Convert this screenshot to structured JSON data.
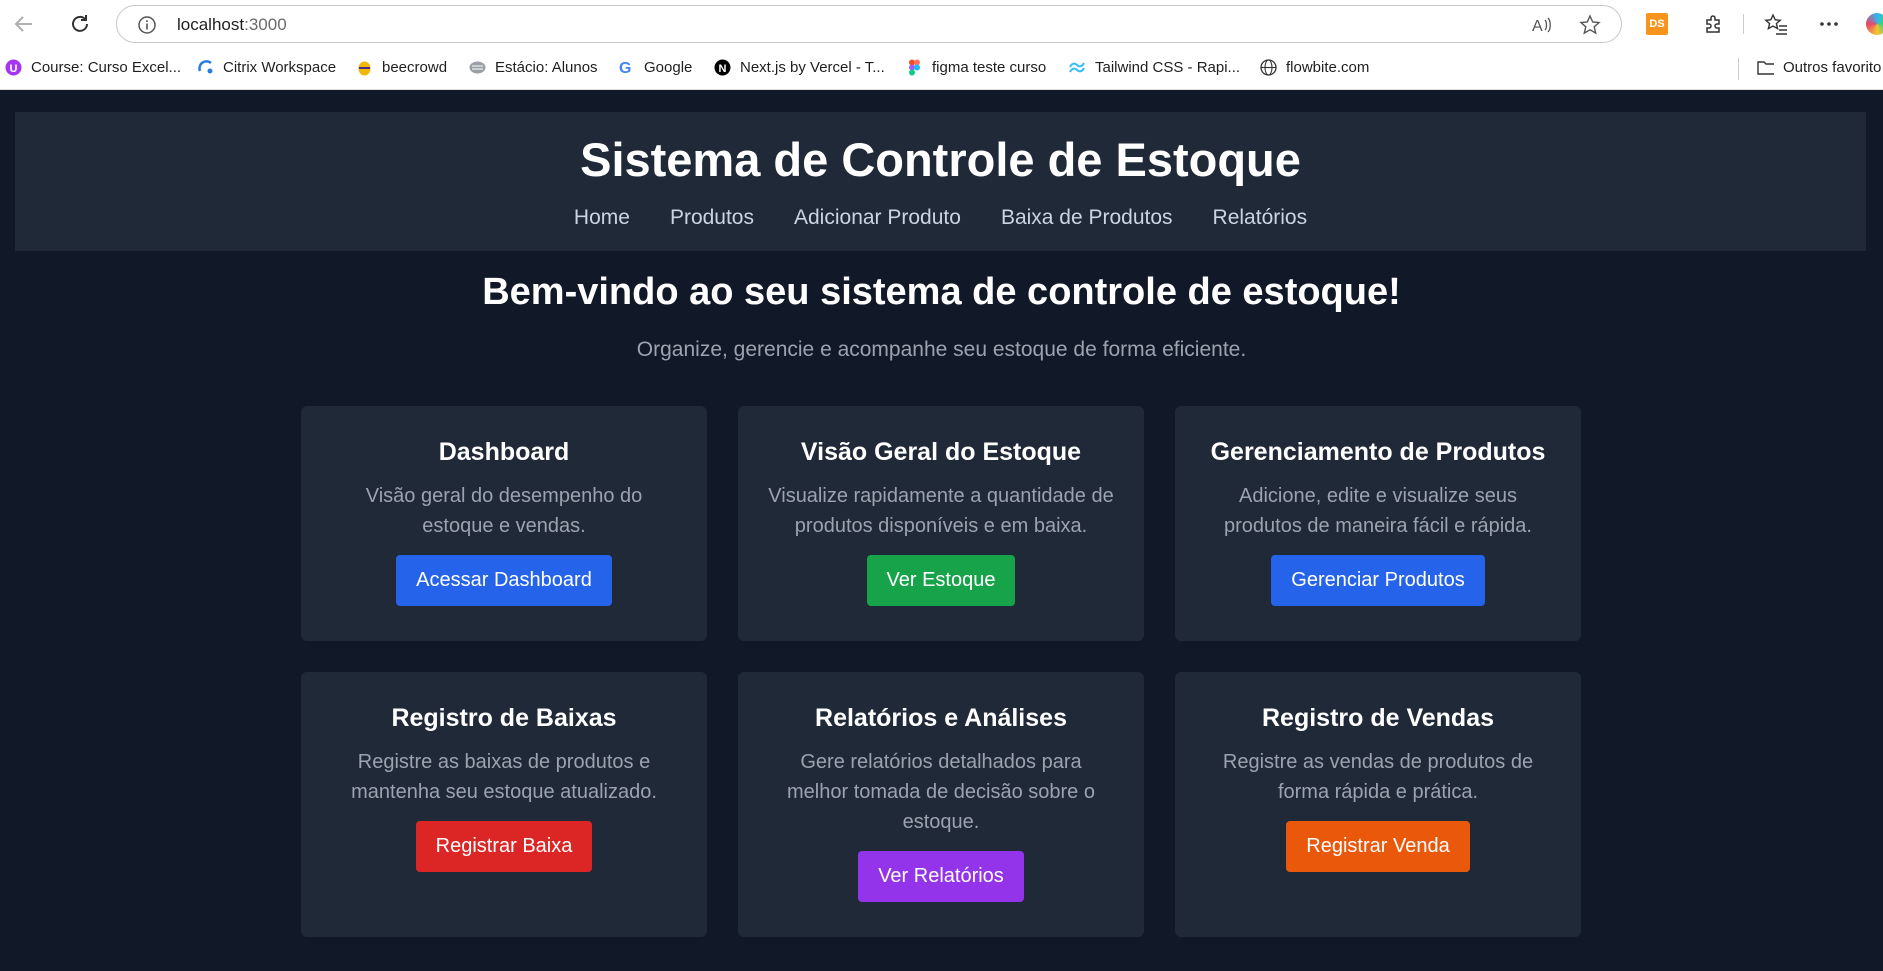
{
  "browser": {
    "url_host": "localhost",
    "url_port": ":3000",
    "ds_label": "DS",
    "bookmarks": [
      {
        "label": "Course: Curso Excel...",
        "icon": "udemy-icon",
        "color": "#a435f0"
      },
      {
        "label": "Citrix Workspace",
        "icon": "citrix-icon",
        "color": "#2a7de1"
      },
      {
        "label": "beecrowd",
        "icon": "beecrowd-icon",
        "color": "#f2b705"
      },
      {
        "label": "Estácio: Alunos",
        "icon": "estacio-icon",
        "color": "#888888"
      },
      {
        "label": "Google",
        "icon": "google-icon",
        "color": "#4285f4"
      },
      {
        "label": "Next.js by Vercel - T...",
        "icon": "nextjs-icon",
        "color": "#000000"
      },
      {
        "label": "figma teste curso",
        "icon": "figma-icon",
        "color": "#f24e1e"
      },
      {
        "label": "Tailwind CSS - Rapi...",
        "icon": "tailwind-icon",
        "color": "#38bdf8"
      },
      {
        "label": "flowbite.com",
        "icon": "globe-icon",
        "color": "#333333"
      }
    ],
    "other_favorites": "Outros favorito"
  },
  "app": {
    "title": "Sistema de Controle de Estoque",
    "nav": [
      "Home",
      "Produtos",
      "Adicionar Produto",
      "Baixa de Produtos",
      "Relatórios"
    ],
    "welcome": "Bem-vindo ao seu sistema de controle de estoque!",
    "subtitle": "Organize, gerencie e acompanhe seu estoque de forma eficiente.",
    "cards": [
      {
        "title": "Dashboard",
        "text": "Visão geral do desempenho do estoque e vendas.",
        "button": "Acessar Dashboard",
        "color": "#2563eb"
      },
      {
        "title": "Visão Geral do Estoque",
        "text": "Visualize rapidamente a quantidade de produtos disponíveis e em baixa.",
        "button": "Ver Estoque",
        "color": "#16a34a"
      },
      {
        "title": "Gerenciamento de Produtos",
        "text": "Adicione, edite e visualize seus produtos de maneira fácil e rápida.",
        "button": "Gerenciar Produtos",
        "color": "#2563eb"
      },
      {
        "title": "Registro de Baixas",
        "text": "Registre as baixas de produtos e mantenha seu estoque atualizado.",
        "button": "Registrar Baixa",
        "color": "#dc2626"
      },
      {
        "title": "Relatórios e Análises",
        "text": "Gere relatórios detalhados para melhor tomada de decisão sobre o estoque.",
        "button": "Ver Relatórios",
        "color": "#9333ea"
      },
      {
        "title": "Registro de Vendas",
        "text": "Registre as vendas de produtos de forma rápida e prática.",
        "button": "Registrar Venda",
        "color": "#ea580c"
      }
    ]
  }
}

━━━━━━━━━━━━━━━━━━━━

What you need to do =>
List all lines where "icon" occurs.

Exercise output =>
        "icon": "udemy-icon",
        "icon": "citrix-icon",
        "icon": "beecrowd-icon",
        "icon": "estacio-icon",
        "icon": "google-icon",
        "icon": "nextjs-icon",
        "icon": "figma-icon",
        "icon": "tailwind-icon",
        "icon": "globe-icon",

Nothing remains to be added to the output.